_To be done:_
Identify every line in the records below that contains the word "this", and reproduce each one.

### Task inputs ###

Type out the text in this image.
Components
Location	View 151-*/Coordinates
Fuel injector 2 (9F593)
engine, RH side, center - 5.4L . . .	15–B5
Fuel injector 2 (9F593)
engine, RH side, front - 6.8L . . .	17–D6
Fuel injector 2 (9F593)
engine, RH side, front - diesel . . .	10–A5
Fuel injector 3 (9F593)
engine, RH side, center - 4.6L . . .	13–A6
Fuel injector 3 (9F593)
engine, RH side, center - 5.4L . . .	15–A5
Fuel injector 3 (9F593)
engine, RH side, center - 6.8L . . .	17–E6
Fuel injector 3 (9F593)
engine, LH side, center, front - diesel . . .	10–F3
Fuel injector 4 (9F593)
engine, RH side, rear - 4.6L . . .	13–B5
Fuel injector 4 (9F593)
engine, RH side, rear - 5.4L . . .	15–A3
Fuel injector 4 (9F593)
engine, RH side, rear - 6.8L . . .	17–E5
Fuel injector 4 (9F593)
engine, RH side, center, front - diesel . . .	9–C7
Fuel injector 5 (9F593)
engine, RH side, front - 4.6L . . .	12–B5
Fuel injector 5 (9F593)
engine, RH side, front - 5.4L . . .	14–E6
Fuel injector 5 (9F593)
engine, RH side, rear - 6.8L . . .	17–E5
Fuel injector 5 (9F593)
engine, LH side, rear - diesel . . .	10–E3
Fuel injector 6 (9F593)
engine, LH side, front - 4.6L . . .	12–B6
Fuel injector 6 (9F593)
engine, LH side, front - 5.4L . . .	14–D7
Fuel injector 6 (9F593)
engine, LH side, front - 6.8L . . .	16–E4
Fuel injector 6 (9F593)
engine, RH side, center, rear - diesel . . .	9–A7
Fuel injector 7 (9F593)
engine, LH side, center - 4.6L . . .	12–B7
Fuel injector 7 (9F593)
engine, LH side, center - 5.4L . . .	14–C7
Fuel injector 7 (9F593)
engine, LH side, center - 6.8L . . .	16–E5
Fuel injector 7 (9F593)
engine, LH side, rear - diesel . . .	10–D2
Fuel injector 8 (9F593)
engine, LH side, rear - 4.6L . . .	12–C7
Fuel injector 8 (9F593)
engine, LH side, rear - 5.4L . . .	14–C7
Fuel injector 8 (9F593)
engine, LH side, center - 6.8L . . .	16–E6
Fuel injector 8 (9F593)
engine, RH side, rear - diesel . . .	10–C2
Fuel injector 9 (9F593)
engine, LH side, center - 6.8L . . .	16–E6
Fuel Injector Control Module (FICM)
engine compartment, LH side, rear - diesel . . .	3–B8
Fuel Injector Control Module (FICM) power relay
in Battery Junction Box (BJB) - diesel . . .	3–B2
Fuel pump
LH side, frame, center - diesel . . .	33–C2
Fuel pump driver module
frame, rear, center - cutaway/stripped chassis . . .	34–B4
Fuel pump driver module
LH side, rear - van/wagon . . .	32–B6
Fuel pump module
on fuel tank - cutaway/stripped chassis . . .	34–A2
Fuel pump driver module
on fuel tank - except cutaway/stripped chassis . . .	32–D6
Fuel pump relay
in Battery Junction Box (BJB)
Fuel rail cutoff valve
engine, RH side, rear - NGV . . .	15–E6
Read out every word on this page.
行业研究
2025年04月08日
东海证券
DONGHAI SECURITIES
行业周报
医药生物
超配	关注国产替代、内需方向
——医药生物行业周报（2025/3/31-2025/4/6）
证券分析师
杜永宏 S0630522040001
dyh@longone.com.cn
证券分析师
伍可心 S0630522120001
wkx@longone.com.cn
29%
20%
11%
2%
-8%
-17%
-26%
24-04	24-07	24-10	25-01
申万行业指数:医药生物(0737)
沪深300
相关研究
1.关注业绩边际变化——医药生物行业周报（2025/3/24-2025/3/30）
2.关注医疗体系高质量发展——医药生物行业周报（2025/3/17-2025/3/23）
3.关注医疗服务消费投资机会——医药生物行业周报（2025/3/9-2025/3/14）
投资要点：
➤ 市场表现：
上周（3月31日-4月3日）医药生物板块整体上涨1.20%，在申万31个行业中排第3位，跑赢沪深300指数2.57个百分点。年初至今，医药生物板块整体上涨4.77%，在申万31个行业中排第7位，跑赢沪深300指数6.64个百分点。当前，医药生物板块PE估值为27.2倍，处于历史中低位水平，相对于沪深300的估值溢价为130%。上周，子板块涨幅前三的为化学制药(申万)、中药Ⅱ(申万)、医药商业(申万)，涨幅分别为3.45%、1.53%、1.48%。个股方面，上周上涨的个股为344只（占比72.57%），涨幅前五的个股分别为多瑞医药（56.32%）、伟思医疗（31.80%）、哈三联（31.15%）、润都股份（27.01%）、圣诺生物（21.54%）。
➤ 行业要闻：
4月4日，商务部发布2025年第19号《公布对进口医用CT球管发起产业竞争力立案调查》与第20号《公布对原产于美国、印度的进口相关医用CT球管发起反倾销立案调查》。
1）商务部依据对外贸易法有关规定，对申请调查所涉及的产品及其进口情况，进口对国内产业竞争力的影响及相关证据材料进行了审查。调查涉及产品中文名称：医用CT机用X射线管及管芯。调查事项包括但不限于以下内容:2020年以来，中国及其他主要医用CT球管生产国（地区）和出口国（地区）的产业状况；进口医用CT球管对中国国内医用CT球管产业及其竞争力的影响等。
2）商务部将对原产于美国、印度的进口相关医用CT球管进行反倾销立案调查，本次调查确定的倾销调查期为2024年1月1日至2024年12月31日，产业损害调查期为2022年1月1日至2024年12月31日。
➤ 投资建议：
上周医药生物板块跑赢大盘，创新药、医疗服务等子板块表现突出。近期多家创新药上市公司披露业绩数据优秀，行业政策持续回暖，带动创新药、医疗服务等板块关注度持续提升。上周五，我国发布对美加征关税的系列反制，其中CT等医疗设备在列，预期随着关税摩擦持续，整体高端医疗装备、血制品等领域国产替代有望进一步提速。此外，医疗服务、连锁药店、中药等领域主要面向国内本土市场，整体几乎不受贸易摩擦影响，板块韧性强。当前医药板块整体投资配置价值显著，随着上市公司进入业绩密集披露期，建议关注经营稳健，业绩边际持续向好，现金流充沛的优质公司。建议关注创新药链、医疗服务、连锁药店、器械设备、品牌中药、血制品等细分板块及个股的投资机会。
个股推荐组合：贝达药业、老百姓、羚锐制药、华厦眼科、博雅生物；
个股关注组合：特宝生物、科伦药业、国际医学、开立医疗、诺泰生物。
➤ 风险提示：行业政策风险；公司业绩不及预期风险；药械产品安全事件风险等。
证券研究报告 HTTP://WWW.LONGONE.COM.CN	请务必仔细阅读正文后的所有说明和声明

###

_Solved exercise:_
Type out the text in this image.
Read out every word on this page.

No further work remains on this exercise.